#### [THE PROBLEM]
Scan the lines below for the word "JSON". Copy each line you find it in.

··· ROWS

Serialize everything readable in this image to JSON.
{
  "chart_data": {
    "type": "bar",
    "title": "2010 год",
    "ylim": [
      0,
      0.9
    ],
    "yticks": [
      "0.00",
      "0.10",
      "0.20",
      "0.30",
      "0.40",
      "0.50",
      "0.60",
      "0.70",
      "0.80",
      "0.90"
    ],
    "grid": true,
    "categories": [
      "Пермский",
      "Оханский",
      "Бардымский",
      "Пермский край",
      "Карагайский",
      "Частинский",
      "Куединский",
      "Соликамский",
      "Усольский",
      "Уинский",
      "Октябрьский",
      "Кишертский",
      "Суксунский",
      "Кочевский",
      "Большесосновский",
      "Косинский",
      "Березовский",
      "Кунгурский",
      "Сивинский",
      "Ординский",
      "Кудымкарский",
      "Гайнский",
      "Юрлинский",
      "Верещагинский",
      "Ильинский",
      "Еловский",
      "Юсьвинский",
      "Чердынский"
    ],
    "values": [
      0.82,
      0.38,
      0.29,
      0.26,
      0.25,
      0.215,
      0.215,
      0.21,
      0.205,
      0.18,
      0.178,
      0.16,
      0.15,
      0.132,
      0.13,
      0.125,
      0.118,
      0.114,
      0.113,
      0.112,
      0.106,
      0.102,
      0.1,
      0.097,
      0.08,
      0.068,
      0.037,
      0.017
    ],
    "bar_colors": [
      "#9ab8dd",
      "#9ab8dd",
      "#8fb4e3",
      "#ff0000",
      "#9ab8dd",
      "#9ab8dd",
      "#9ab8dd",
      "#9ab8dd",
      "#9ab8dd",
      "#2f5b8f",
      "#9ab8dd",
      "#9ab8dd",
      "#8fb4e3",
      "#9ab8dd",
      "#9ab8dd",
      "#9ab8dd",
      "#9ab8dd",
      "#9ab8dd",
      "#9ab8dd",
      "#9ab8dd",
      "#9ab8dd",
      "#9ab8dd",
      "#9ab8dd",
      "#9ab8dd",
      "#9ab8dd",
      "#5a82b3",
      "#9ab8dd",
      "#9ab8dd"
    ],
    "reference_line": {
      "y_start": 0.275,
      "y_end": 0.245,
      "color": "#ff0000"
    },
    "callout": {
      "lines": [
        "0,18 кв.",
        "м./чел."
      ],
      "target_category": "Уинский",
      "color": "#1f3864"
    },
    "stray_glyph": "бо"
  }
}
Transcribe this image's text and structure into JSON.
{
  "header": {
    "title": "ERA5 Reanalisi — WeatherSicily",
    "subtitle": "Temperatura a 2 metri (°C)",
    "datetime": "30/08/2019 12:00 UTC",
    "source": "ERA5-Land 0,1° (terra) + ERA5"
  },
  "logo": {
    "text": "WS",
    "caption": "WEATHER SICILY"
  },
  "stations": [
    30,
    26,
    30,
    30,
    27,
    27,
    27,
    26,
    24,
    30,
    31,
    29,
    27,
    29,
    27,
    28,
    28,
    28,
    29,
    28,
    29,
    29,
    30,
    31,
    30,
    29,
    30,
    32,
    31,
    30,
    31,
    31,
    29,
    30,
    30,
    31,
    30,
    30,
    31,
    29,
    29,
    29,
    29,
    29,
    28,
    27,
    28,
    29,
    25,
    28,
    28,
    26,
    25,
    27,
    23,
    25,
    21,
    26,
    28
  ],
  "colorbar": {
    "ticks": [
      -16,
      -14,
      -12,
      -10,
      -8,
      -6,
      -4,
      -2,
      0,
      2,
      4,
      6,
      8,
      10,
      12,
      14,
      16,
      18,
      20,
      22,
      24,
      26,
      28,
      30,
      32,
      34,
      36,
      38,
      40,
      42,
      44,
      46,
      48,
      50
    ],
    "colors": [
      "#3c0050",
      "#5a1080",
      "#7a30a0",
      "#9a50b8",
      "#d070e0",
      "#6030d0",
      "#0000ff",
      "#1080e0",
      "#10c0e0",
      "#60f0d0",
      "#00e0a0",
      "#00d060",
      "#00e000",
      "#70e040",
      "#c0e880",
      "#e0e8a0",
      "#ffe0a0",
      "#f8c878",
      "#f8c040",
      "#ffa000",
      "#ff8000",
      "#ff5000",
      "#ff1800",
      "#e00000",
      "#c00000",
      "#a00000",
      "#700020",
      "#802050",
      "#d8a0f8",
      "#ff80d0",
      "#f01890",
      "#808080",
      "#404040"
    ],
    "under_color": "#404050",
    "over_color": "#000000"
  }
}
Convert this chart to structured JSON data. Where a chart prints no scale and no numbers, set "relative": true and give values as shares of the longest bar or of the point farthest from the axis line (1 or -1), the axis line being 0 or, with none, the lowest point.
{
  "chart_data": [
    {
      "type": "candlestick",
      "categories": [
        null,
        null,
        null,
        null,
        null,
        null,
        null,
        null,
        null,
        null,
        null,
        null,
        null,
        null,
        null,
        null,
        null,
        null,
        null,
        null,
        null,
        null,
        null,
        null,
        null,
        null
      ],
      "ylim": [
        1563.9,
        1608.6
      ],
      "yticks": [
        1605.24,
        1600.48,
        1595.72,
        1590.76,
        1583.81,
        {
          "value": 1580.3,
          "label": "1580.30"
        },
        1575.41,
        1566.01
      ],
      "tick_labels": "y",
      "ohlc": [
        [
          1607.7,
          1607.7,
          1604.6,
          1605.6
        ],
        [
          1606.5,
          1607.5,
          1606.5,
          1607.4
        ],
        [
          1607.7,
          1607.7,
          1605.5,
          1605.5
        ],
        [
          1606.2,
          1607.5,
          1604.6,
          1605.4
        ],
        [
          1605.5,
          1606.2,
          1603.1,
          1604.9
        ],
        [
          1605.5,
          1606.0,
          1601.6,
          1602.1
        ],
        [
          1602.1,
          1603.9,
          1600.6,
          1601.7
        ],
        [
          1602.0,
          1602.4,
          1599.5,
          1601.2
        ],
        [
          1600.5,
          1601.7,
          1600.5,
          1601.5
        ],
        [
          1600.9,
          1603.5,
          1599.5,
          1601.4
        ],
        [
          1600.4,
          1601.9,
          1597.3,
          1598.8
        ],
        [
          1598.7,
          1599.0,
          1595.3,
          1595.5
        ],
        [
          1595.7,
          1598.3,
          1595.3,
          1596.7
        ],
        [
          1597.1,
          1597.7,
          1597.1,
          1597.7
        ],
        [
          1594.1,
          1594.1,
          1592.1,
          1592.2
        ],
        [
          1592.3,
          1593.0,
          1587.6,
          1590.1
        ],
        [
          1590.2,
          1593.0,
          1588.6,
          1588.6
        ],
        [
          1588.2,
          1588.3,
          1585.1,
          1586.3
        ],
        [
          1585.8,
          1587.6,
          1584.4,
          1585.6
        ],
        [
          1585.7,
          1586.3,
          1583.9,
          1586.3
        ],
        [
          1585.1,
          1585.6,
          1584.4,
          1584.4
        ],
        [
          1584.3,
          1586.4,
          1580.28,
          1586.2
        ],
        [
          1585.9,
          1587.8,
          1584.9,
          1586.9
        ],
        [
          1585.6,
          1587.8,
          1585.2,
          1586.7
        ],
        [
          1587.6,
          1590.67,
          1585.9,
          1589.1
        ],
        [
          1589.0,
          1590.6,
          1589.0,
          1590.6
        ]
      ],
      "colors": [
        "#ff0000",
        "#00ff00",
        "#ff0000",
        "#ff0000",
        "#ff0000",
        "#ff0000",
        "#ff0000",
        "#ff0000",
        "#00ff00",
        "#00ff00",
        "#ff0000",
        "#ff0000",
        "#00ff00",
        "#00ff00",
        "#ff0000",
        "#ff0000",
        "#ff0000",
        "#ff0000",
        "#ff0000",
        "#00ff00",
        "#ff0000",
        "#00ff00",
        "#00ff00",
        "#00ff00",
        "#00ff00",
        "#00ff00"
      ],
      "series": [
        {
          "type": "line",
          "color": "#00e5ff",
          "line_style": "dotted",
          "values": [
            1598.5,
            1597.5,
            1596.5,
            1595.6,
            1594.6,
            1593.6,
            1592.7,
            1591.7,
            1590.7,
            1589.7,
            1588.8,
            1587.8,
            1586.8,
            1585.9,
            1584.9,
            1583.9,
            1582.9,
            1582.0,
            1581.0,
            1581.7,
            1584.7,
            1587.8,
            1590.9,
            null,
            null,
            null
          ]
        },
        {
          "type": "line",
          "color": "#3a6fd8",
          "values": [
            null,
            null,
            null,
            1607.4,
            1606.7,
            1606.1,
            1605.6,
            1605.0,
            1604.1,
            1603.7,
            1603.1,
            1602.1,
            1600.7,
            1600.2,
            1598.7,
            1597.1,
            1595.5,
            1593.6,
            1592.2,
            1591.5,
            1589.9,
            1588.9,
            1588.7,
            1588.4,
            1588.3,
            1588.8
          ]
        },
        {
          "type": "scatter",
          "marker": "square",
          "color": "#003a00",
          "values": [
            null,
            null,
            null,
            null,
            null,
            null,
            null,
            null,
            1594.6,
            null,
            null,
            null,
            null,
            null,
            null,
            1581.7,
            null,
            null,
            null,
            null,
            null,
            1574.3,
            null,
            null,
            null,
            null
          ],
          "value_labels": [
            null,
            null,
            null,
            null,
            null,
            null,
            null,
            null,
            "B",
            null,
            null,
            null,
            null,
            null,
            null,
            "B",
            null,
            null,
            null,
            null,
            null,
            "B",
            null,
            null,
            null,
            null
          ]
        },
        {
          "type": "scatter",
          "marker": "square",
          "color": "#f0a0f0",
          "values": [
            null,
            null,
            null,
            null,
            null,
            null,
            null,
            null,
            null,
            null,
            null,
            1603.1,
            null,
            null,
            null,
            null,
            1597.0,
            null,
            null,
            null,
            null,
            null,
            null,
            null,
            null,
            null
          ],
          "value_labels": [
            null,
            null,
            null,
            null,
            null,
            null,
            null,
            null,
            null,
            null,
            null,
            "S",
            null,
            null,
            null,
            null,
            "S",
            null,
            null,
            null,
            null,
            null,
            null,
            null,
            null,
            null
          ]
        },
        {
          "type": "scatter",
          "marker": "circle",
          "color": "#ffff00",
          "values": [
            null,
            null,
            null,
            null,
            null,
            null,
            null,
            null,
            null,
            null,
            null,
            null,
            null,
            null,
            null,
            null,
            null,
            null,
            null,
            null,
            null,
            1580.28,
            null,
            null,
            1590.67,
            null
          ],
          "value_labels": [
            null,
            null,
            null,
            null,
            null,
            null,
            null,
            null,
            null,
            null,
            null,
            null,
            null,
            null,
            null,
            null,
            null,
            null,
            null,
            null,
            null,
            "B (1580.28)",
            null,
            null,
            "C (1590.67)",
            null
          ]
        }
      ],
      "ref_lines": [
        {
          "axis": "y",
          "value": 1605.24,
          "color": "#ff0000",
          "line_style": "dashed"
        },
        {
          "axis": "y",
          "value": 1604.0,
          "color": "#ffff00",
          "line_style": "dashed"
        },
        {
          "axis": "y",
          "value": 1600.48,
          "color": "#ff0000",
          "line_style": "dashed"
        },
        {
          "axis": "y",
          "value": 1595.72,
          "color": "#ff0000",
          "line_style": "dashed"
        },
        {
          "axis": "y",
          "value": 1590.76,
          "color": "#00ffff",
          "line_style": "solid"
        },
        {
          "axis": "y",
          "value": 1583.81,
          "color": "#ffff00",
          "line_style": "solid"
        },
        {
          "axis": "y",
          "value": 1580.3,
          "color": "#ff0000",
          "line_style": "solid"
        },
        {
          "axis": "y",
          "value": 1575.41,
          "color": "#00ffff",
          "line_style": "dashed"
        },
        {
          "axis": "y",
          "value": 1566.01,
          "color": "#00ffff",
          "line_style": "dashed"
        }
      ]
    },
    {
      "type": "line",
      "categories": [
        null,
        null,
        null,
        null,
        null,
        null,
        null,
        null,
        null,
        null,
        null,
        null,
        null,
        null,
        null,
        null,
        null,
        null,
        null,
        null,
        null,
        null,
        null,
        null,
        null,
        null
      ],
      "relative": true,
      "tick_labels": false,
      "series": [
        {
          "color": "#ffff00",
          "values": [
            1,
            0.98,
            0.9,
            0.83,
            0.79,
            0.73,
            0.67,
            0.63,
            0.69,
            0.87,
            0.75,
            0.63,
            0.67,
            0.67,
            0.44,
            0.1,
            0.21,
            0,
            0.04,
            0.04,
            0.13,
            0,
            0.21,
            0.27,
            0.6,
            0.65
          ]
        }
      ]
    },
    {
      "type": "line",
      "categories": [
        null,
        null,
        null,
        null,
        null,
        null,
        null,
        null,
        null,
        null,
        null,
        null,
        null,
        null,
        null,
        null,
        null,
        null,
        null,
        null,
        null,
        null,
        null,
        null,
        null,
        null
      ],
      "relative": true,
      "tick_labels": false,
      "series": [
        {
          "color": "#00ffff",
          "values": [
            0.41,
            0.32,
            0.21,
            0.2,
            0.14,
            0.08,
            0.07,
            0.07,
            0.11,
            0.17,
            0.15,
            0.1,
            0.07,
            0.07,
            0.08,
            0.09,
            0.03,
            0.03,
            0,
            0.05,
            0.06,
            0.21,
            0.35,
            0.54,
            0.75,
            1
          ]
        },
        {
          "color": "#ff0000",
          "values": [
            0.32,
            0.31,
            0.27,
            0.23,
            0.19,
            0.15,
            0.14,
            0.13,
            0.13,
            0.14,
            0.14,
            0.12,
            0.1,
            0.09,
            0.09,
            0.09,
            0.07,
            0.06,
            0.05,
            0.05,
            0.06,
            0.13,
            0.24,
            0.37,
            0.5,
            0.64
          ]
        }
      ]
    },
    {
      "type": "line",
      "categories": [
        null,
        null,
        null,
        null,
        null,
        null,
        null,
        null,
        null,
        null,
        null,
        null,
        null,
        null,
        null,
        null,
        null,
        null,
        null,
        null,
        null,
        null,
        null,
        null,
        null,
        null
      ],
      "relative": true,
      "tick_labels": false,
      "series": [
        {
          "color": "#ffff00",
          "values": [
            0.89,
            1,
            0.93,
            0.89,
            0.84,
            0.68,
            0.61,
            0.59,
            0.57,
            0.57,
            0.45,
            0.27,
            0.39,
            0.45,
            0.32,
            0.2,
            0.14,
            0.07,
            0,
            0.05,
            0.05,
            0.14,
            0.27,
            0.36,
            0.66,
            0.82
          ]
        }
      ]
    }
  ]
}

······

#### [WORKED SOLUTION]
Serialize everything readable in this image to JSON.
Transcribe this image's text and structure into JSON.
Convert this chart to structured JSON data. Where a chart prints no scale and no numbers, set "relative": true and give values as shares of the longest bar or of the point farthest from the axis line (1 or -1), the axis line being 0 or, with none, the lowest point.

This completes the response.